* _EXERCISE MATERIAL_:
________________________

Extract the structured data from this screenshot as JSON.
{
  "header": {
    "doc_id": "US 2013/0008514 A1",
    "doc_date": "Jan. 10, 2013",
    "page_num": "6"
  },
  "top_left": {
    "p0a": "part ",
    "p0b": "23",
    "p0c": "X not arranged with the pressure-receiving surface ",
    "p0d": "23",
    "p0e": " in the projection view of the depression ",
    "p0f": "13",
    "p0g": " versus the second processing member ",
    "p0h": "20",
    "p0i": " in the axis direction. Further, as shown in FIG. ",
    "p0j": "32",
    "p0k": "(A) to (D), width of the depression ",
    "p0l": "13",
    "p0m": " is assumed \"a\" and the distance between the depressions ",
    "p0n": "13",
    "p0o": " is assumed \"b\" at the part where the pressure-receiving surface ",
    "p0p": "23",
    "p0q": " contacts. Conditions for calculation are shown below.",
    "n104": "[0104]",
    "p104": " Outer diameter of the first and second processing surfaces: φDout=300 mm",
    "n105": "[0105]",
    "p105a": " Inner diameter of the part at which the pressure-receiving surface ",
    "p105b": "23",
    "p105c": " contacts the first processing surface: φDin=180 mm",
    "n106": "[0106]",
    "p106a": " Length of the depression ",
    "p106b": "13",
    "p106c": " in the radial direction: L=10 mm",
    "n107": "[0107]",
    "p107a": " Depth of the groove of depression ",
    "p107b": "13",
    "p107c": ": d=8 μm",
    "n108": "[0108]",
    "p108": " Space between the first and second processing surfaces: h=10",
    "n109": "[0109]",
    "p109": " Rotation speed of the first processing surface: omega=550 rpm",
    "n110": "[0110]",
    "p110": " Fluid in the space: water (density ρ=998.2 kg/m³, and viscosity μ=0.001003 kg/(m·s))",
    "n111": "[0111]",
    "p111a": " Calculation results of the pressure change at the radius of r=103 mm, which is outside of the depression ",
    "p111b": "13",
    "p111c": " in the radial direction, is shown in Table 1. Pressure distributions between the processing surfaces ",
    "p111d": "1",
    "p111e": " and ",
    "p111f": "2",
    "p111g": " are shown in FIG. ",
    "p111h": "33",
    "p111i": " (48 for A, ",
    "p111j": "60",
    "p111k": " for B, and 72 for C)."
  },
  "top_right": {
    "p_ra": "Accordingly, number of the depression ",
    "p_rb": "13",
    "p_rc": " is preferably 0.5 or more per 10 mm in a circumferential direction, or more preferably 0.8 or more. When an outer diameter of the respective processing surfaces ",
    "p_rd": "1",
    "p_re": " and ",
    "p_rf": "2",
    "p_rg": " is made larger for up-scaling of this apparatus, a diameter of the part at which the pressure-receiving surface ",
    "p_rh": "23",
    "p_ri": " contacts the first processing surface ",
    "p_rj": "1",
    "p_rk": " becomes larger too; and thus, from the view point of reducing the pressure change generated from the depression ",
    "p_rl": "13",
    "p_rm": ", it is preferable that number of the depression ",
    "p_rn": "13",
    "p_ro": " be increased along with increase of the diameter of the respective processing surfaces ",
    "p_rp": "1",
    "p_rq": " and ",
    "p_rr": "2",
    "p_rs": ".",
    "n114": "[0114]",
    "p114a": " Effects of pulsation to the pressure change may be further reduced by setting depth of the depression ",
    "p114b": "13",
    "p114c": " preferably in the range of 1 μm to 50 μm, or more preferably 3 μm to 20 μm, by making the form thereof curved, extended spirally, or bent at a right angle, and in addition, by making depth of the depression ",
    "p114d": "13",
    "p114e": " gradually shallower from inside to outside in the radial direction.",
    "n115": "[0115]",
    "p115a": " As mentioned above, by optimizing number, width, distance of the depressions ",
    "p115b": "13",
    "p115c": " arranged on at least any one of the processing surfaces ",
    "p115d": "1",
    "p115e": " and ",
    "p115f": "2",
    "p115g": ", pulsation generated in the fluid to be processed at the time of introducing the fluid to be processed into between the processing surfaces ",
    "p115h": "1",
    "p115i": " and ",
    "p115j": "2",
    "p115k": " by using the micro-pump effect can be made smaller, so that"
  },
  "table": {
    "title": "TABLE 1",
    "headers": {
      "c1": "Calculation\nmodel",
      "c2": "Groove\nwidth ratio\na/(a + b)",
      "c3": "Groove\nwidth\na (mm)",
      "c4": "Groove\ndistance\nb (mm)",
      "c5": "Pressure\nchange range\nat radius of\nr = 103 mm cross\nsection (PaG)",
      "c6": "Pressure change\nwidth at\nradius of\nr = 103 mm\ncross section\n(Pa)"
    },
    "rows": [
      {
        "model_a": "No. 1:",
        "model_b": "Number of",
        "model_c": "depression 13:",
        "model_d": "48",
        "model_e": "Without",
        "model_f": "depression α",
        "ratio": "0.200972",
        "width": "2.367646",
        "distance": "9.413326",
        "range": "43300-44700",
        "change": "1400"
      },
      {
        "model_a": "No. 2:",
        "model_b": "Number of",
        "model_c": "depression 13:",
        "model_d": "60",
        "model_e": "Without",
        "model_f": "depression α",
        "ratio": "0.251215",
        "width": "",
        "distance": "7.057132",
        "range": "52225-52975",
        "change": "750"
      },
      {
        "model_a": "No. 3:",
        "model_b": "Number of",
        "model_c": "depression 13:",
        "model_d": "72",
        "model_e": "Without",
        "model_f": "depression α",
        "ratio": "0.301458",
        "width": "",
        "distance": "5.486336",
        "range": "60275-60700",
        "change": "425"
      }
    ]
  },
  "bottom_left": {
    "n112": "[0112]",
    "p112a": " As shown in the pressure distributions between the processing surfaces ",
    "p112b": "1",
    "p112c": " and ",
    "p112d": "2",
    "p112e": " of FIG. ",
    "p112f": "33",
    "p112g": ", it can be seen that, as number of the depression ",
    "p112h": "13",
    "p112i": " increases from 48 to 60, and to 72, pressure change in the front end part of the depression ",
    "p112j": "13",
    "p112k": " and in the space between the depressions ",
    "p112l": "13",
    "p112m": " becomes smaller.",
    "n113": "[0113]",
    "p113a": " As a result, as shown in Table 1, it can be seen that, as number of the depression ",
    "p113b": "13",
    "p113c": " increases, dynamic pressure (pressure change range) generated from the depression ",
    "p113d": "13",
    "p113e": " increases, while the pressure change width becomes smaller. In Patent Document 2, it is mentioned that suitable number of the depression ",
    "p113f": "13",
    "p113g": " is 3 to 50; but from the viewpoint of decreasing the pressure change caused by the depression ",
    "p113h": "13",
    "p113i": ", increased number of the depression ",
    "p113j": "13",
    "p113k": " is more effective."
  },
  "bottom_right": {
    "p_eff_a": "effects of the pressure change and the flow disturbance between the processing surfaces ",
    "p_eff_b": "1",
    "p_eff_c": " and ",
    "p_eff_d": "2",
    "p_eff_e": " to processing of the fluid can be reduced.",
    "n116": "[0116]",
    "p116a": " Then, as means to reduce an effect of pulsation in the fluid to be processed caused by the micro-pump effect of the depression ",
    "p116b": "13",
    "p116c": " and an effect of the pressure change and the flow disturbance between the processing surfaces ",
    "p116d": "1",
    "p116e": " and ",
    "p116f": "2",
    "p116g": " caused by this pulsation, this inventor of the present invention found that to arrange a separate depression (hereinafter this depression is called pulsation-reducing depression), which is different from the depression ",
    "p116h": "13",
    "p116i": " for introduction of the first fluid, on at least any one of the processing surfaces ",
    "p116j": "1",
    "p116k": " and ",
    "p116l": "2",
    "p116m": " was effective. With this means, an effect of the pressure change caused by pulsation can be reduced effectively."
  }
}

________________________

* _TO DO_:
In the records above, find the lines containing "assumed" and copy them.

* _WRITTEN REPLY_:
    "p0m": " is assumed \"a\" and the distance between the depressions ",
    "p0o": " is assumed \"b\" at the part where the pressure-receiving surface ",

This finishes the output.